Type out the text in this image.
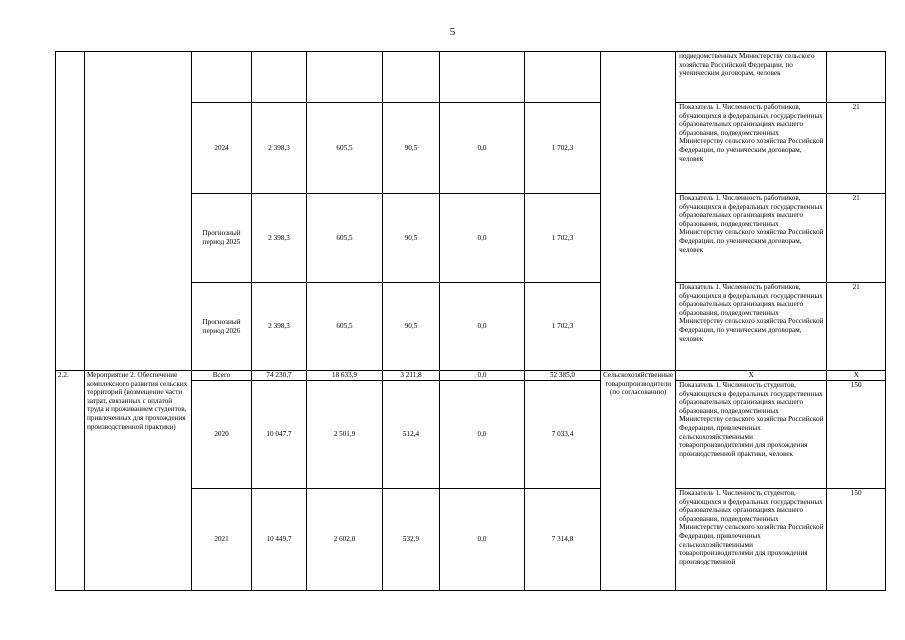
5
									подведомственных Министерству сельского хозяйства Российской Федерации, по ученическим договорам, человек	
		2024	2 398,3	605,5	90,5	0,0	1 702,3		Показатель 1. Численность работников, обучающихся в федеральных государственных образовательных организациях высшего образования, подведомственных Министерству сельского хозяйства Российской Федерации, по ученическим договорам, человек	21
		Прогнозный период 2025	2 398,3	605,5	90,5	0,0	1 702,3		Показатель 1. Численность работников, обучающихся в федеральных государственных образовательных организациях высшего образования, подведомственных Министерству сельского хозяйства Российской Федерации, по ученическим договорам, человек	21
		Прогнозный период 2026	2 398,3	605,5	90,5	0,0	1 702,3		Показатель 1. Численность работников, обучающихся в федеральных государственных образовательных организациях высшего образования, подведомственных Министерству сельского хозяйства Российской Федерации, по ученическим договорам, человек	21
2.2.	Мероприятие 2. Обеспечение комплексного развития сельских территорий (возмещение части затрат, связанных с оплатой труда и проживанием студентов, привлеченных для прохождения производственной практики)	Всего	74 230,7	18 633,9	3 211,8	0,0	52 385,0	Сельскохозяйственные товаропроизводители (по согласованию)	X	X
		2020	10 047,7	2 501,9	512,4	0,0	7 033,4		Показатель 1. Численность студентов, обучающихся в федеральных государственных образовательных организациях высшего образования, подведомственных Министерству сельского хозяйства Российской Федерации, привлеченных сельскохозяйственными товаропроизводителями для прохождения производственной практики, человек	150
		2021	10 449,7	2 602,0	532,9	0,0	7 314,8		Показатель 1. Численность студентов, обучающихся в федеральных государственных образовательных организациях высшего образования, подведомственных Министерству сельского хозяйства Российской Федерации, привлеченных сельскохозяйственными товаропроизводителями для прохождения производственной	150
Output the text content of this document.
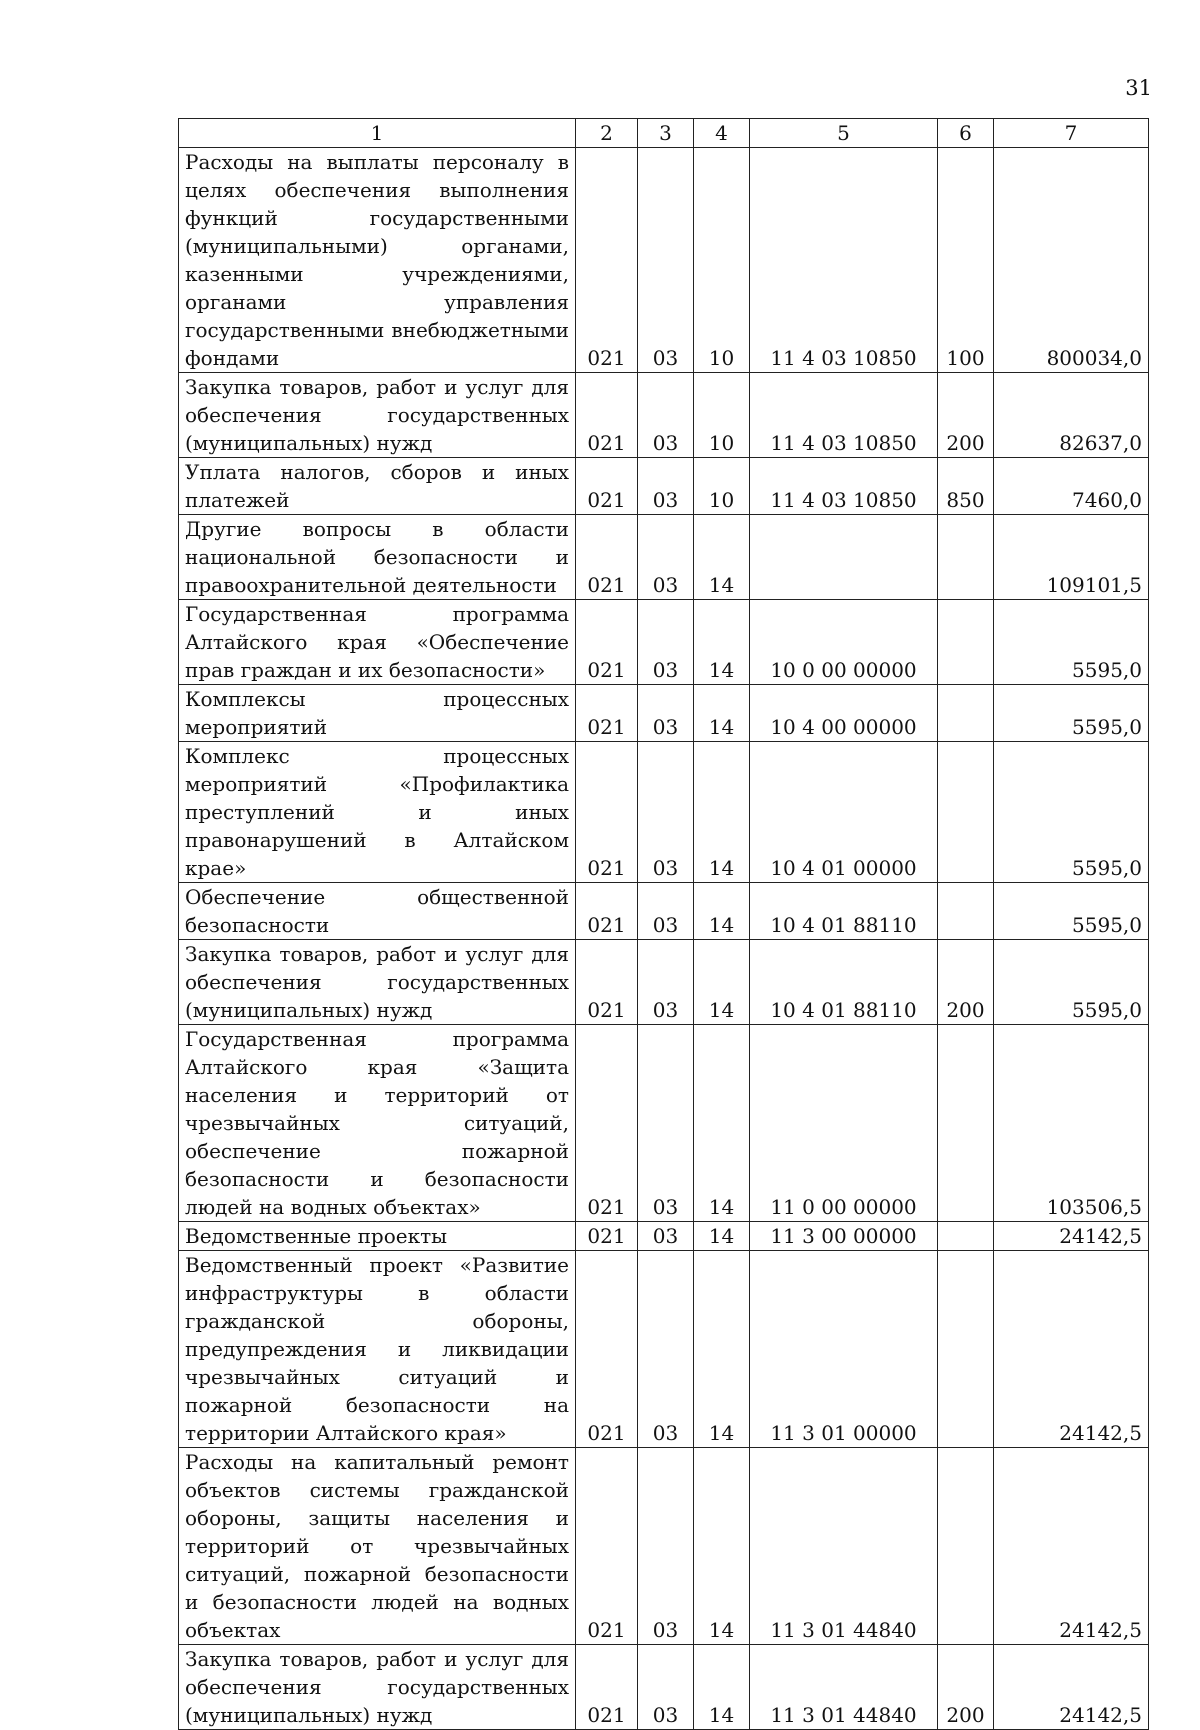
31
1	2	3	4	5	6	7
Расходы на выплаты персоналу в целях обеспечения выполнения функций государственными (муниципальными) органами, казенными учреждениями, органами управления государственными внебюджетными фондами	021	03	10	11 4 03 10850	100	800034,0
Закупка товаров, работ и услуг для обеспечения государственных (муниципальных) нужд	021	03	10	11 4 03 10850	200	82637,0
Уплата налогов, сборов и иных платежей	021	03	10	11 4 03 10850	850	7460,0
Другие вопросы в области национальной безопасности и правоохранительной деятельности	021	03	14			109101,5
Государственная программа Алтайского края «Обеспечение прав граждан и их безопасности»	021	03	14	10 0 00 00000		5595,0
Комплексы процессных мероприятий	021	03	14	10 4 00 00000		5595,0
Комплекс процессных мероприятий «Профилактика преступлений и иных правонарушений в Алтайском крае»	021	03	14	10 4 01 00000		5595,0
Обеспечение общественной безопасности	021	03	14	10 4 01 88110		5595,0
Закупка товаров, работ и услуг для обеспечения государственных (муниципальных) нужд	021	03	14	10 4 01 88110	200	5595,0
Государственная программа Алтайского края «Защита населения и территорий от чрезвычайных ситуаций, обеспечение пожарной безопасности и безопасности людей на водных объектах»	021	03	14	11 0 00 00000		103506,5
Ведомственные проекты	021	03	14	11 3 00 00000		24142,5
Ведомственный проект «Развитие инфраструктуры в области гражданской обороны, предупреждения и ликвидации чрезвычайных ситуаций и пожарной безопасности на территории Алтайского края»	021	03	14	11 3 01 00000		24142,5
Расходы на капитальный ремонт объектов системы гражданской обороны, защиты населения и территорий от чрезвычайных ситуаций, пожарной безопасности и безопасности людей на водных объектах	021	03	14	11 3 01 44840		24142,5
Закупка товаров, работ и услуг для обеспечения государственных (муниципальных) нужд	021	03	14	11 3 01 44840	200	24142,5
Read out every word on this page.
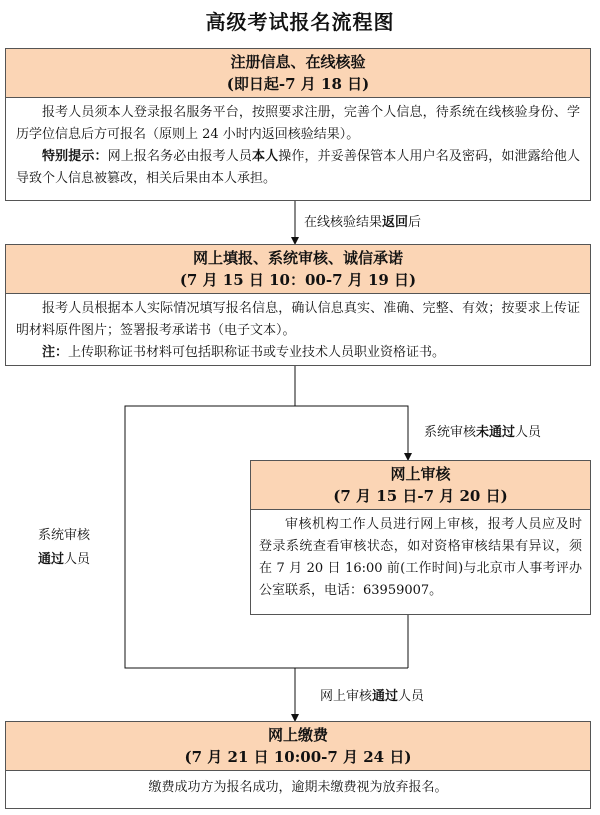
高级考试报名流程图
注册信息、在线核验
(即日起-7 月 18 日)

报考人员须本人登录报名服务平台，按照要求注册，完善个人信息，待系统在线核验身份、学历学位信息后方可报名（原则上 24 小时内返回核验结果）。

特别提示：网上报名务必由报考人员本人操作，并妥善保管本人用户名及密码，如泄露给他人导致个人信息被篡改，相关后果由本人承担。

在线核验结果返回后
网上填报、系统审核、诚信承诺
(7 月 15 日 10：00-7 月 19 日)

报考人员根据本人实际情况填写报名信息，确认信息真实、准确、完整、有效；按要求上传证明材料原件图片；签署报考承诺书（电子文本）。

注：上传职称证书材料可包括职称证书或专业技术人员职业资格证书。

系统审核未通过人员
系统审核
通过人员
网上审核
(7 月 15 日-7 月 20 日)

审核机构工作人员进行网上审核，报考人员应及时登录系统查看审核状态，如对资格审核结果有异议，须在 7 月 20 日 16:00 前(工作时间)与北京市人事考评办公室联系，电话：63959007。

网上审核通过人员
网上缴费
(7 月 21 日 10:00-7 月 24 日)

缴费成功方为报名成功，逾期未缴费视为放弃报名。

•••

Print each record exactly as it stands, leaving the images out.

Type out the text in this image.
5
									подведомственных Министерству сельского хозяйства Российской Федерации, по ученическим договорам, человек	
		2024	2 398,3	605,5	90,5	0,0	1 702,3		Показатель 1. Численность работников, обучающихся в федеральных государственных образовательных организациях высшего образования, подведомственных Министерству сельского хозяйства Российской Федерации, по ученическим договорам, человек	21
		Прогнозный период 2025	2 398,3	605,5	90,5	0,0	1 702,3		Показатель 1. Численность работников, обучающихся в федеральных государственных образовательных организациях высшего образования, подведомственных Министерству сельского хозяйства Российской Федерации, по ученическим договорам, человек	21
		Прогнозный период 2026	2 398,3	605,5	90,5	0,0	1 702,3		Показатель 1. Численность работников, обучающихся в федеральных государственных образовательных организациях высшего образования, подведомственных Министерству сельского хозяйства Российской Федерации, по ученическим договорам, человек	21
2.2.	Мероприятие 2. Обеспечение комплексного развития сельских территорий (возмещение части затрат, связанных с оплатой труда и проживанием студентов, привлеченных для прохождения производственной практики)	Всего	74 230,7	18 633,9	3 211,8	0,0	52 385,0	Сельскохозяйственные товаропроизводители (по согласованию)	X	X
		2020	10 047,7	2 501,9	512,4	0,0	7 033,4		Показатель 1. Численность студентов, обучающихся в федеральных государственных образовательных организациях высшего образования, подведомственных Министерству сельского хозяйства Российской Федерации, привлеченных сельскохозяйственными товаропроизводителями для прохождения производственной практики, человек	150
		2021	10 449,7	2 602,0	532,9	0,0	7 314,8		Показатель 1. Численность студентов, обучающихся в федеральных государственных образовательных организациях высшего образования, подведомственных Министерству сельского хозяйства Российской Федерации, привлеченных сельскохозяйственными товаропроизводителями для прохождения производственной	150
Output the text content of this document.
31
1	2	3	4	5	6	7
Расходы на выплаты персоналу в целях обеспечения выполнения функций государственными (муниципальными) органами, казенными учреждениями, органами управления государственными внебюджетными фондами	021	03	10	11 4 03 10850	100	800034,0
Закупка товаров, работ и услуг для обеспечения государственных (муниципальных) нужд	021	03	10	11 4 03 10850	200	82637,0
Уплата налогов, сборов и иных платежей	021	03	10	11 4 03 10850	850	7460,0
Другие вопросы в области национальной безопасности и правоохранительной деятельности	021	03	14			109101,5
Государственная программа Алтайского края «Обеспечение прав граждан и их безопасности»	021	03	14	10 0 00 00000		5595,0
Комплексы процессных мероприятий	021	03	14	10 4 00 00000		5595,0
Комплекс процессных мероприятий «Профилактика преступлений и иных правонарушений в Алтайском крае»	021	03	14	10 4 01 00000		5595,0
Обеспечение общественной безопасности	021	03	14	10 4 01 88110		5595,0
Закупка товаров, работ и услуг для обеспечения государственных (муниципальных) нужд	021	03	14	10 4 01 88110	200	5595,0
Государственная программа Алтайского края «Защита населения и территорий от чрезвычайных ситуаций, обеспечение пожарной безопасности и безопасности людей на водных объектах»	021	03	14	11 0 00 00000		103506,5
Ведомственные проекты	021	03	14	11 3 00 00000		24142,5
Ведомственный проект «Развитие инфраструктуры в области гражданской обороны, предупреждения и ликвидации чрезвычайных ситуаций и пожарной безопасности на территории Алтайского края»	021	03	14	11 3 01 00000		24142,5
Расходы на капитальный ремонт объектов системы гражданской обороны, защиты населения и территорий от чрезвычайных ситуаций, пожарной безопасности и безопасности людей на водных объектах	021	03	14	11 3 01 44840		24142,5
Закупка товаров, работ и услуг для обеспечения государственных (муниципальных) нужд	021	03	14	11 3 01 44840	200	24142,5
Read out every word on this page.
高级考试报名流程图
注册信息、在线核验
(即日起-7 月 18 日)

报考人员须本人登录报名服务平台，按照要求注册，完善个人信息，待系统在线核验身份、学历学位信息后方可报名（原则上 24 小时内返回核验结果）。

特别提示：网上报名务必由报考人员本人操作，并妥善保管本人用户名及密码，如泄露给他人导致个人信息被篡改，相关后果由本人承担。

在线核验结果返回后
网上填报、系统审核、诚信承诺
(7 月 15 日 10：00-7 月 19 日)

报考人员根据本人实际情况填写报名信息，确认信息真实、准确、完整、有效；按要求上传证明材料原件图片；签署报考承诺书（电子文本）。

注：上传职称证书材料可包括职称证书或专业技术人员职业资格证书。

系统审核未通过人员
系统审核
通过人员
网上审核
(7 月 15 日-7 月 20 日)

审核机构工作人员进行网上审核，报考人员应及时登录系统查看审核状态，如对资格审核结果有异议，须在 7 月 20 日 16:00 前(工作时间)与北京市人事考评办公室联系，电话：63959007。

网上审核通过人员
网上缴费
(7 月 21 日 10:00-7 月 24 日)

缴费成功方为报名成功，逾期未缴费视为放弃报名。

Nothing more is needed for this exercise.